Go through the entries below and retype them exactly, omitting each picture.

*Records*
"""

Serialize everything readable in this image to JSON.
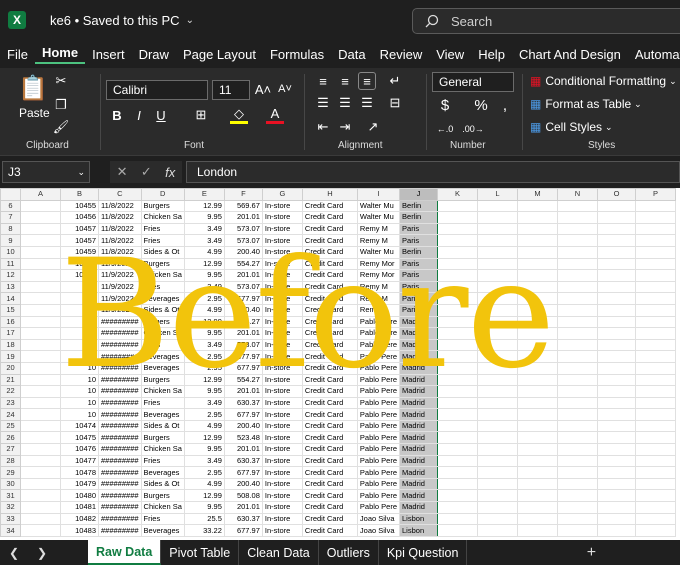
{
  "window": {
    "title": "ke6 • Saved to this PC",
    "search_placeholder": "Search",
    "logo": "X"
  },
  "menu": [
    "File",
    "Home",
    "Insert",
    "Draw",
    "Page Layout",
    "Formulas",
    "Data",
    "Review",
    "View",
    "Help",
    "Chart And Design",
    "Automate"
  ],
  "ribbon": {
    "clipboard": {
      "label": "Clipboard",
      "paste": "Paste"
    },
    "font": {
      "label": "Font",
      "name": "Calibri",
      "size": "11"
    },
    "alignment": {
      "label": "Alignment"
    },
    "number": {
      "label": "Number",
      "format": "General"
    },
    "styles": {
      "label": "Styles",
      "conditional": "Conditional Formatting",
      "format_table": "Format as Table",
      "cell_styles": "Cell Styles"
    }
  },
  "formula": {
    "name_box": "J3",
    "value": "London"
  },
  "columns": [
    "A",
    "B",
    "C",
    "D",
    "E",
    "F",
    "G",
    "H",
    "I",
    "J",
    "K",
    "L",
    "M",
    "N",
    "O",
    "P"
  ],
  "rows": [
    {
      "r": "6",
      "c": [
        "",
        "10455",
        "11/8/2022",
        "Burgers",
        "12.99",
        "569.67",
        "In-store",
        "Credit Card",
        "Walter Mu",
        "Berlin"
      ]
    },
    {
      "r": "7",
      "c": [
        "",
        "10456",
        "11/8/2022",
        "Chicken Sa",
        "9.95",
        "201.01",
        "In-store",
        "Credit Card",
        "Walter Mu",
        "Berlin"
      ]
    },
    {
      "r": "8",
      "c": [
        "",
        "10457",
        "11/8/2022",
        "Fries",
        "3.49",
        "573.07",
        "In-store",
        "Credit Card",
        "Remy   M",
        "Paris"
      ]
    },
    {
      "r": "9",
      "c": [
        "",
        "10457",
        "11/8/2022",
        "Fries",
        "3.49",
        "573.07",
        "In-store",
        "Credit Card",
        "Remy   M",
        "Paris"
      ]
    },
    {
      "r": "10",
      "c": [
        "",
        "10459",
        "11/8/2022",
        "Sides & Ot",
        "4.99",
        "200.40",
        "In-store",
        "Credit Card",
        "Walter Mu",
        "Berlin"
      ]
    },
    {
      "r": "11",
      "c": [
        "",
        "10460",
        "11/9/2022",
        "Burgers",
        "12.99",
        "554.27",
        "In-store",
        "Credit Card",
        "Remy Mor",
        "Paris"
      ]
    },
    {
      "r": "12",
      "c": [
        "",
        "10461",
        "11/9/2022",
        "Chicken Sa",
        "9.95",
        "201.01",
        "In-store",
        "Credit Card",
        "Remy Mor",
        "Paris"
      ]
    },
    {
      "r": "13",
      "c": [
        "",
        "10",
        "11/9/2022",
        "Fries",
        "3.49",
        "573.07",
        "In-store",
        "Credit Card",
        "Remy   M",
        "Paris"
      ]
    },
    {
      "r": "14",
      "c": [
        "",
        "10",
        "11/9/2022",
        "Beverages",
        "2.95",
        "677.97",
        "In-store",
        "Credit Card",
        "Remy   M",
        "Paris"
      ]
    },
    {
      "r": "15",
      "c": [
        "",
        "10",
        "11/9/2022",
        "Sides & Ot",
        "4.99",
        "200.40",
        "In-store",
        "Credit Card",
        "Remy   M",
        "Paris"
      ]
    },
    {
      "r": "16",
      "c": [
        "",
        "10",
        "#########",
        "Burgers",
        "12.99",
        "554.27",
        "In-store",
        "Credit Card",
        "Pablo Pere",
        "Madrid"
      ]
    },
    {
      "r": "17",
      "c": [
        "",
        "10",
        "#########",
        "Chicken Sa",
        "9.95",
        "201.01",
        "In-store",
        "Credit Card",
        "Pablo Pere",
        "Madrid"
      ]
    },
    {
      "r": "18",
      "c": [
        "",
        "10",
        "#########",
        "Fries",
        "3.49",
        "573.07",
        "In-store",
        "Credit Card",
        "Pablo Pere",
        "Madrid"
      ]
    },
    {
      "r": "19",
      "c": [
        "",
        "10",
        "#########",
        "Beverages",
        "2.95",
        "677.97",
        "In-store",
        "Credit Card",
        "Pablo Pere",
        "Madrid"
      ]
    },
    {
      "r": "20",
      "c": [
        "",
        "10",
        "#########",
        "Beverages",
        "2.95",
        "677.97",
        "In-store",
        "Credit Card",
        "Pablo Pere",
        "Madrid"
      ]
    },
    {
      "r": "21",
      "c": [
        "",
        "10",
        "#########",
        "Burgers",
        "12.99",
        "554.27",
        "In-store",
        "Credit Card",
        "Pablo Pere",
        "Madrid"
      ]
    },
    {
      "r": "22",
      "c": [
        "",
        "10",
        "#########",
        "Chicken Sa",
        "9.95",
        "201.01",
        "In-store",
        "Credit Card",
        "Pablo Pere",
        "Madrid"
      ]
    },
    {
      "r": "23",
      "c": [
        "",
        "10",
        "#########",
        "Fries",
        "3.49",
        "630.37",
        "In-store",
        "Credit Card",
        "Pablo Pere",
        "Madrid"
      ]
    },
    {
      "r": "24",
      "c": [
        "",
        "10",
        "#########",
        "Beverages",
        "2.95",
        "677.97",
        "In-store",
        "Credit Card",
        "Pablo Pere",
        "Madrid"
      ]
    },
    {
      "r": "25",
      "c": [
        "",
        "10474",
        "#########",
        "Sides & Ot",
        "4.99",
        "200.40",
        "In-store",
        "Credit Card",
        "Pablo Pere",
        "Madrid"
      ]
    },
    {
      "r": "26",
      "c": [
        "",
        "10475",
        "#########",
        "Burgers",
        "12.99",
        "523.48",
        "In-store",
        "Credit Card",
        "Pablo Pere",
        "Madrid"
      ]
    },
    {
      "r": "27",
      "c": [
        "",
        "10476",
        "#########",
        "Chicken Sa",
        "9.95",
        "201.01",
        "In-store",
        "Credit Card",
        "Pablo Pere",
        "Madrid"
      ]
    },
    {
      "r": "28",
      "c": [
        "",
        "10477",
        "#########",
        "Fries",
        "3.49",
        "630.37",
        "In-store",
        "Credit Card",
        "Pablo Pere",
        "Madrid"
      ]
    },
    {
      "r": "29",
      "c": [
        "",
        "10478",
        "#########",
        "Beverages",
        "2.95",
        "677.97",
        "In-store",
        "Credit Card",
        "Pablo Pere",
        "Madrid"
      ]
    },
    {
      "r": "30",
      "c": [
        "",
        "10479",
        "#########",
        "Sides & Ot",
        "4.99",
        "200.40",
        "In-store",
        "Credit Card",
        "Pablo Pere",
        "Madrid"
      ]
    },
    {
      "r": "31",
      "c": [
        "",
        "10480",
        "#########",
        "Burgers",
        "12.99",
        "508.08",
        "In-store",
        "Credit Card",
        "Pablo Pere",
        "Madrid"
      ]
    },
    {
      "r": "32",
      "c": [
        "",
        "10481",
        "#########",
        "Chicken Sa",
        "9.95",
        "201.01",
        "In-store",
        "Credit Card",
        "Pablo Pere",
        "Madrid"
      ]
    },
    {
      "r": "33",
      "c": [
        "",
        "10482",
        "#########",
        "Fries",
        "25.5",
        "630.37",
        "In-store",
        "Credit Card",
        "Joao Silva",
        "Lisbon"
      ]
    },
    {
      "r": "34",
      "c": [
        "",
        "10483",
        "#########",
        "Beverages",
        "33.22",
        "677.97",
        "In-store",
        "Credit Card",
        "Joao Silva",
        "Lisbon"
      ]
    }
  ],
  "watermark": "Before",
  "tabs": [
    "Raw Data",
    "Pivot Table",
    "Clean Data",
    "Outliers",
    "Kpi Question"
  ],
  "active_tab": "Raw Data",
  "colors": {
    "accent": "#107c41",
    "watermark": "#f2c40c"
  }
}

"""

*Final answer*
Serialize everything readable in this image to JSON.
{
  "window": {
    "title": "ke6 • Saved to this PC",
    "search_placeholder": "Search",
    "logo": "X"
  },
  "menu": [
    "File",
    "Home",
    "Insert",
    "Draw",
    "Page Layout",
    "Formulas",
    "Data",
    "Review",
    "View",
    "Help",
    "Chart And Design",
    "Automate"
  ],
  "ribbon": {
    "clipboard": {
      "label": "Clipboard",
      "paste": "Paste"
    },
    "font": {
      "label": "Font",
      "name": "Calibri",
      "size": "11"
    },
    "alignment": {
      "label": "Alignment"
    },
    "number": {
      "label": "Number",
      "format": "General"
    },
    "styles": {
      "label": "Styles",
      "conditional": "Conditional Formatting",
      "format_table": "Format as Table",
      "cell_styles": "Cell Styles"
    }
  },
  "formula": {
    "name_box": "J3",
    "value": "London"
  },
  "columns": [
    "A",
    "B",
    "C",
    "D",
    "E",
    "F",
    "G",
    "H",
    "I",
    "J",
    "K",
    "L",
    "M",
    "N",
    "O",
    "P"
  ],
  "rows": [
    {
      "r": "6",
      "c": [
        "",
        "10455",
        "11/8/2022",
        "Burgers",
        "12.99",
        "569.67",
        "In-store",
        "Credit Card",
        "Walter Mu",
        "Berlin"
      ]
    },
    {
      "r": "7",
      "c": [
        "",
        "10456",
        "11/8/2022",
        "Chicken Sa",
        "9.95",
        "201.01",
        "In-store",
        "Credit Card",
        "Walter Mu",
        "Berlin"
      ]
    },
    {
      "r": "8",
      "c": [
        "",
        "10457",
        "11/8/2022",
        "Fries",
        "3.49",
        "573.07",
        "In-store",
        "Credit Card",
        "Remy   M",
        "Paris"
      ]
    },
    {
      "r": "9",
      "c": [
        "",
        "10457",
        "11/8/2022",
        "Fries",
        "3.49",
        "573.07",
        "In-store",
        "Credit Card",
        "Remy   M",
        "Paris"
      ]
    },
    {
      "r": "10",
      "c": [
        "",
        "10459",
        "11/8/2022",
        "Sides & Ot",
        "4.99",
        "200.40",
        "In-store",
        "Credit Card",
        "Walter Mu",
        "Berlin"
      ]
    },
    {
      "r": "11",
      "c": [
        "",
        "10460",
        "11/9/2022",
        "Burgers",
        "12.99",
        "554.27",
        "In-store",
        "Credit Card",
        "Remy Mor",
        "Paris"
      ]
    },
    {
      "r": "12",
      "c": [
        "",
        "10461",
        "11/9/2022",
        "Chicken Sa",
        "9.95",
        "201.01",
        "In-store",
        "Credit Card",
        "Remy Mor",
        "Paris"
      ]
    },
    {
      "r": "13",
      "c": [
        "",
        "10",
        "11/9/2022",
        "Fries",
        "3.49",
        "573.07",
        "In-store",
        "Credit Card",
        "Remy   M",
        "Paris"
      ]
    },
    {
      "r": "14",
      "c": [
        "",
        "10",
        "11/9/2022",
        "Beverages",
        "2.95",
        "677.97",
        "In-store",
        "Credit Card",
        "Remy   M",
        "Paris"
      ]
    },
    {
      "r": "15",
      "c": [
        "",
        "10",
        "11/9/2022",
        "Sides & Ot",
        "4.99",
        "200.40",
        "In-store",
        "Credit Card",
        "Remy   M",
        "Paris"
      ]
    },
    {
      "r": "16",
      "c": [
        "",
        "10",
        "#########",
        "Burgers",
        "12.99",
        "554.27",
        "In-store",
        "Credit Card",
        "Pablo Pere",
        "Madrid"
      ]
    },
    {
      "r": "17",
      "c": [
        "",
        "10",
        "#########",
        "Chicken Sa",
        "9.95",
        "201.01",
        "In-store",
        "Credit Card",
        "Pablo Pere",
        "Madrid"
      ]
    },
    {
      "r": "18",
      "c": [
        "",
        "10",
        "#########",
        "Fries",
        "3.49",
        "573.07",
        "In-store",
        "Credit Card",
        "Pablo Pere",
        "Madrid"
      ]
    },
    {
      "r": "19",
      "c": [
        "",
        "10",
        "#########",
        "Beverages",
        "2.95",
        "677.97",
        "In-store",
        "Credit Card",
        "Pablo Pere",
        "Madrid"
      ]
    },
    {
      "r": "20",
      "c": [
        "",
        "10",
        "#########",
        "Beverages",
        "2.95",
        "677.97",
        "In-store",
        "Credit Card",
        "Pablo Pere",
        "Madrid"
      ]
    },
    {
      "r": "21",
      "c": [
        "",
        "10",
        "#########",
        "Burgers",
        "12.99",
        "554.27",
        "In-store",
        "Credit Card",
        "Pablo Pere",
        "Madrid"
      ]
    },
    {
      "r": "22",
      "c": [
        "",
        "10",
        "#########",
        "Chicken Sa",
        "9.95",
        "201.01",
        "In-store",
        "Credit Card",
        "Pablo Pere",
        "Madrid"
      ]
    },
    {
      "r": "23",
      "c": [
        "",
        "10",
        "#########",
        "Fries",
        "3.49",
        "630.37",
        "In-store",
        "Credit Card",
        "Pablo Pere",
        "Madrid"
      ]
    },
    {
      "r": "24",
      "c": [
        "",
        "10",
        "#########",
        "Beverages",
        "2.95",
        "677.97",
        "In-store",
        "Credit Card",
        "Pablo Pere",
        "Madrid"
      ]
    },
    {
      "r": "25",
      "c": [
        "",
        "10474",
        "#########",
        "Sides & Ot",
        "4.99",
        "200.40",
        "In-store",
        "Credit Card",
        "Pablo Pere",
        "Madrid"
      ]
    },
    {
      "r": "26",
      "c": [
        "",
        "10475",
        "#########",
        "Burgers",
        "12.99",
        "523.48",
        "In-store",
        "Credit Card",
        "Pablo Pere",
        "Madrid"
      ]
    },
    {
      "r": "27",
      "c": [
        "",
        "10476",
        "#########",
        "Chicken Sa",
        "9.95",
        "201.01",
        "In-store",
        "Credit Card",
        "Pablo Pere",
        "Madrid"
      ]
    },
    {
      "r": "28",
      "c": [
        "",
        "10477",
        "#########",
        "Fries",
        "3.49",
        "630.37",
        "In-store",
        "Credit Card",
        "Pablo Pere",
        "Madrid"
      ]
    },
    {
      "r": "29",
      "c": [
        "",
        "10478",
        "#########",
        "Beverages",
        "2.95",
        "677.97",
        "In-store",
        "Credit Card",
        "Pablo Pere",
        "Madrid"
      ]
    },
    {
      "r": "30",
      "c": [
        "",
        "10479",
        "#########",
        "Sides & Ot",
        "4.99",
        "200.40",
        "In-store",
        "Credit Card",
        "Pablo Pere",
        "Madrid"
      ]
    },
    {
      "r": "31",
      "c": [
        "",
        "10480",
        "#########",
        "Burgers",
        "12.99",
        "508.08",
        "In-store",
        "Credit Card",
        "Pablo Pere",
        "Madrid"
      ]
    },
    {
      "r": "32",
      "c": [
        "",
        "10481",
        "#########",
        "Chicken Sa",
        "9.95",
        "201.01",
        "In-store",
        "Credit Card",
        "Pablo Pere",
        "Madrid"
      ]
    },
    {
      "r": "33",
      "c": [
        "",
        "10482",
        "#########",
        "Fries",
        "25.5",
        "630.37",
        "In-store",
        "Credit Card",
        "Joao Silva",
        "Lisbon"
      ]
    },
    {
      "r": "34",
      "c": [
        "",
        "10483",
        "#########",
        "Beverages",
        "33.22",
        "677.97",
        "In-store",
        "Credit Card",
        "Joao Silva",
        "Lisbon"
      ]
    }
  ],
  "watermark": "Before",
  "tabs": [
    "Raw Data",
    "Pivot Table",
    "Clean Data",
    "Outliers",
    "Kpi Question"
  ],
  "active_tab": "Raw Data",
  "colors": {
    "accent": "#107c41",
    "watermark": "#f2c40c"
  }
}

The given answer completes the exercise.